Each record that follows should be repeated exactly, minus any images.

__Data entries for graphics__
--- START ---
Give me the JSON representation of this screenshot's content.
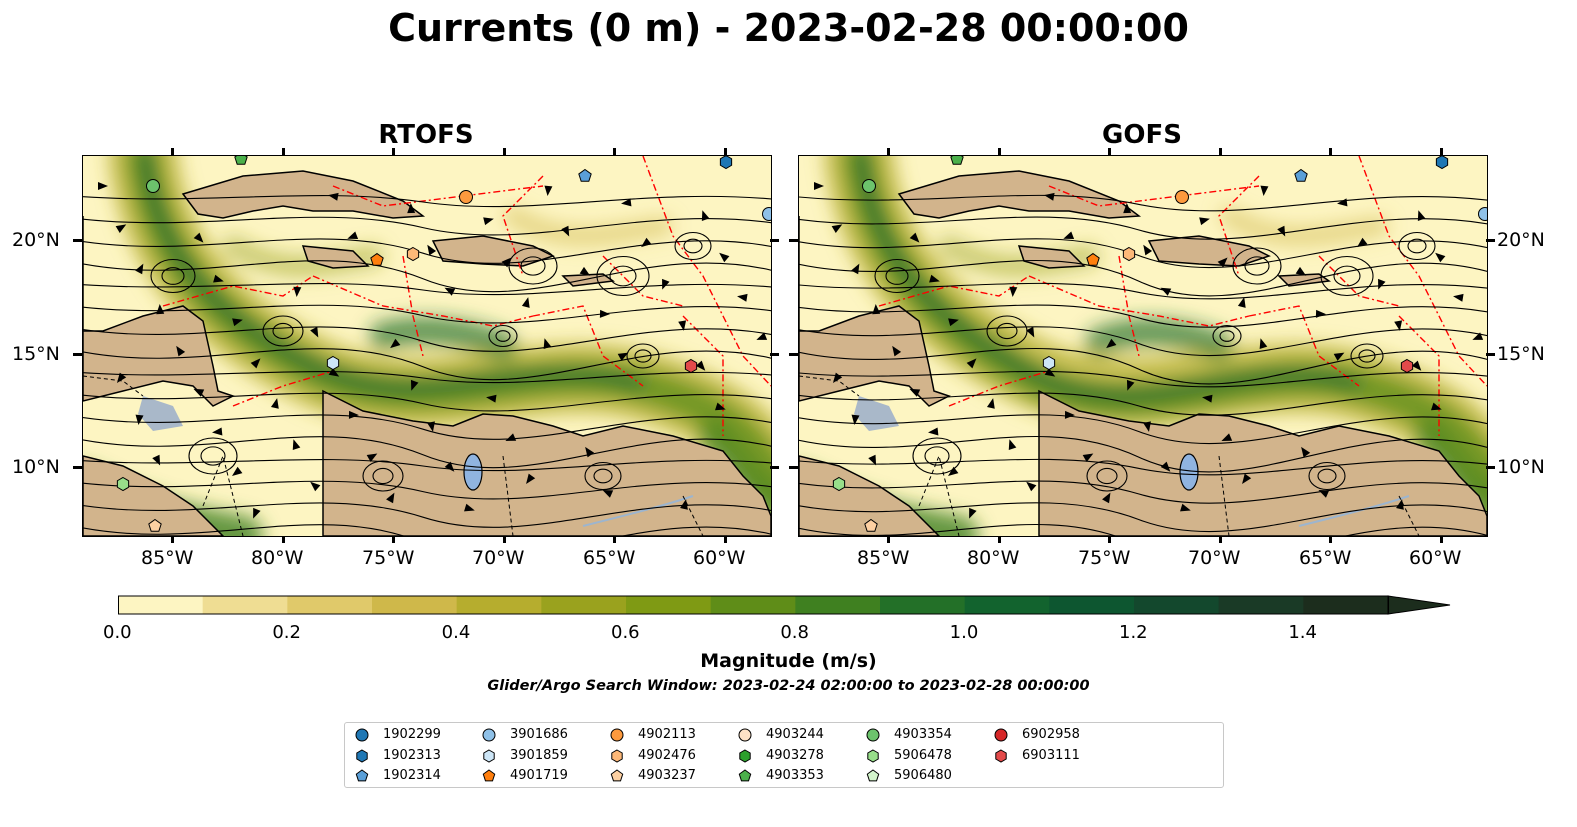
{
  "title": "Currents (0 m) - 2023-02-28 00:00:00",
  "panels": [
    {
      "title": "RTOFS"
    },
    {
      "title": "GOFS"
    }
  ],
  "x_ticks": [
    "85°W",
    "80°W",
    "75°W",
    "70°W",
    "65°W",
    "60°W"
  ],
  "y_ticks": [
    "20°N",
    "15°N",
    "10°N"
  ],
  "colorbar": {
    "label": "Magnitude (m/s)",
    "ticks": [
      "0.0",
      "0.2",
      "0.4",
      "0.6",
      "0.8",
      "1.0",
      "1.2",
      "1.4"
    ],
    "range": [
      0,
      1.5
    ],
    "extend": "max",
    "colors": [
      "#fdf5c2",
      "#efdd93",
      "#e0c96a",
      "#cfb84a",
      "#b6ad2e",
      "#9aa21e",
      "#7f9a14",
      "#5f8d18",
      "#3f8020",
      "#237028",
      "#12632e",
      "#0d5630",
      "#13482d",
      "#1a3a26",
      "#1c2d1d"
    ]
  },
  "subtitle": "Glider/Argo Search Window: 2023-02-24 02:00:00 to 2023-02-28 00:00:00",
  "legend": [
    {
      "id": "1902299",
      "marker": "circle",
      "color": "#1f77b4"
    },
    {
      "id": "1902313",
      "marker": "hexagon",
      "color": "#1f77b4"
    },
    {
      "id": "1902314",
      "marker": "pentagon",
      "color": "#5a9fd8"
    },
    {
      "id": "3901686",
      "marker": "circle",
      "color": "#8fc1e8"
    },
    {
      "id": "3901859",
      "marker": "hexagon",
      "color": "#cde6f7"
    },
    {
      "id": "4901719",
      "marker": "pentagon",
      "color": "#ff7f0e"
    },
    {
      "id": "4902113",
      "marker": "circle",
      "color": "#fd9a3e"
    },
    {
      "id": "4902476",
      "marker": "hexagon",
      "color": "#fdb878"
    },
    {
      "id": "4903237",
      "marker": "pentagon",
      "color": "#fdd0a2"
    },
    {
      "id": "4903244",
      "marker": "circle",
      "color": "#fde2c6"
    },
    {
      "id": "4903278",
      "marker": "hexagon",
      "color": "#2ca02c"
    },
    {
      "id": "4903353",
      "marker": "pentagon",
      "color": "#4bb04b"
    },
    {
      "id": "4903354",
      "marker": "circle",
      "color": "#6cc36c"
    },
    {
      "id": "5906478",
      "marker": "hexagon",
      "color": "#98df8a"
    },
    {
      "id": "5906480",
      "marker": "pentagon",
      "color": "#d4f5cc"
    },
    {
      "id": "6902958",
      "marker": "circle",
      "color": "#d62728"
    },
    {
      "id": "6903111",
      "marker": "hexagon",
      "color": "#e34a4a"
    }
  ],
  "colors": {
    "land": "#d2b48c",
    "lake": "#90b4e0",
    "eez": "#ff0000",
    "ocean_light": "#fdf5c2",
    "current_core": "#1d6b2e"
  }
}
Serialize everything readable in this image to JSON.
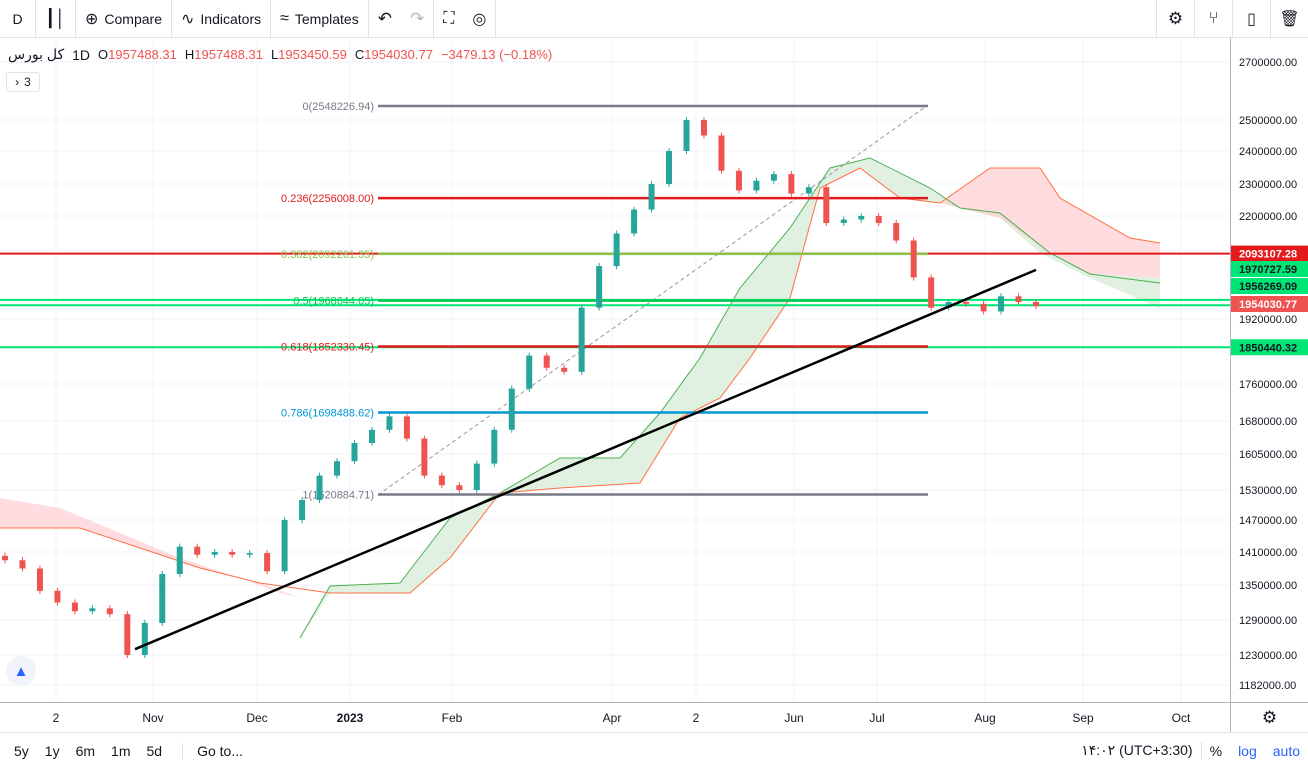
--- END ---
__CORRECT RESPONSE__
Give me the JSON representation of this screenshot's content.
{
  "title": "Currents (0 m) - 2023-02-28 00:00:00",
  "panels": [
    {
      "title": "RTOFS"
    },
    {
      "title": "GOFS"
    }
  ],
  "x_ticks": [
    "85°W",
    "80°W",
    "75°W",
    "70°W",
    "65°W",
    "60°W"
  ],
  "y_ticks": [
    "20°N",
    "15°N",
    "10°N"
  ],
  "colorbar": {
    "label": "Magnitude (m/s)",
    "ticks": [
      "0.0",
      "0.2",
      "0.4",
      "0.6",
      "0.8",
      "1.0",
      "1.2",
      "1.4"
    ],
    "range": [
      0,
      1.5
    ],
    "extend": "max",
    "colors": [
      "#fdf5c2",
      "#efdd93",
      "#e0c96a",
      "#cfb84a",
      "#b6ad2e",
      "#9aa21e",
      "#7f9a14",
      "#5f8d18",
      "#3f8020",
      "#237028",
      "#12632e",
      "#0d5630",
      "#13482d",
      "#1a3a26",
      "#1c2d1d"
    ]
  },
  "subtitle": "Glider/Argo Search Window: 2023-02-24 02:00:00 to 2023-02-28 00:00:00",
  "legend": [
    {
      "id": "1902299",
      "marker": "circle",
      "color": "#1f77b4"
    },
    {
      "id": "1902313",
      "marker": "hexagon",
      "color": "#1f77b4"
    },
    {
      "id": "1902314",
      "marker": "pentagon",
      "color": "#5a9fd8"
    },
    {
      "id": "3901686",
      "marker": "circle",
      "color": "#8fc1e8"
    },
    {
      "id": "3901859",
      "marker": "hexagon",
      "color": "#cde6f7"
    },
    {
      "id": "4901719",
      "marker": "pentagon",
      "color": "#ff7f0e"
    },
    {
      "id": "4902113",
      "marker": "circle",
      "color": "#fd9a3e"
    },
    {
      "id": "4902476",
      "marker": "hexagon",
      "color": "#fdb878"
    },
    {
      "id": "4903237",
      "marker": "pentagon",
      "color": "#fdd0a2"
    },
    {
      "id": "4903244",
      "marker": "circle",
      "color": "#fde2c6"
    },
    {
      "id": "4903278",
      "marker": "hexagon",
      "color": "#2ca02c"
    },
    {
      "id": "4903353",
      "marker": "pentagon",
      "color": "#4bb04b"
    },
    {
      "id": "4903354",
      "marker": "circle",
      "color": "#6cc36c"
    },
    {
      "id": "5906478",
      "marker": "hexagon",
      "color": "#98df8a"
    },
    {
      "id": "5906480",
      "marker": "pentagon",
      "color": "#d4f5cc"
    },
    {
      "id": "6902958",
      "marker": "circle",
      "color": "#d62728"
    },
    {
      "id": "6903111",
      "marker": "hexagon",
      "color": "#e34a4a"
    }
  ],
  "colors": {
    "land": "#d2b48c",
    "lake": "#90b4e0",
    "eez": "#ff0000",
    "ocean_light": "#fdf5c2",
    "current_core": "#1d6b2e"
  }
}
Serialize everything readable in this image to JSON.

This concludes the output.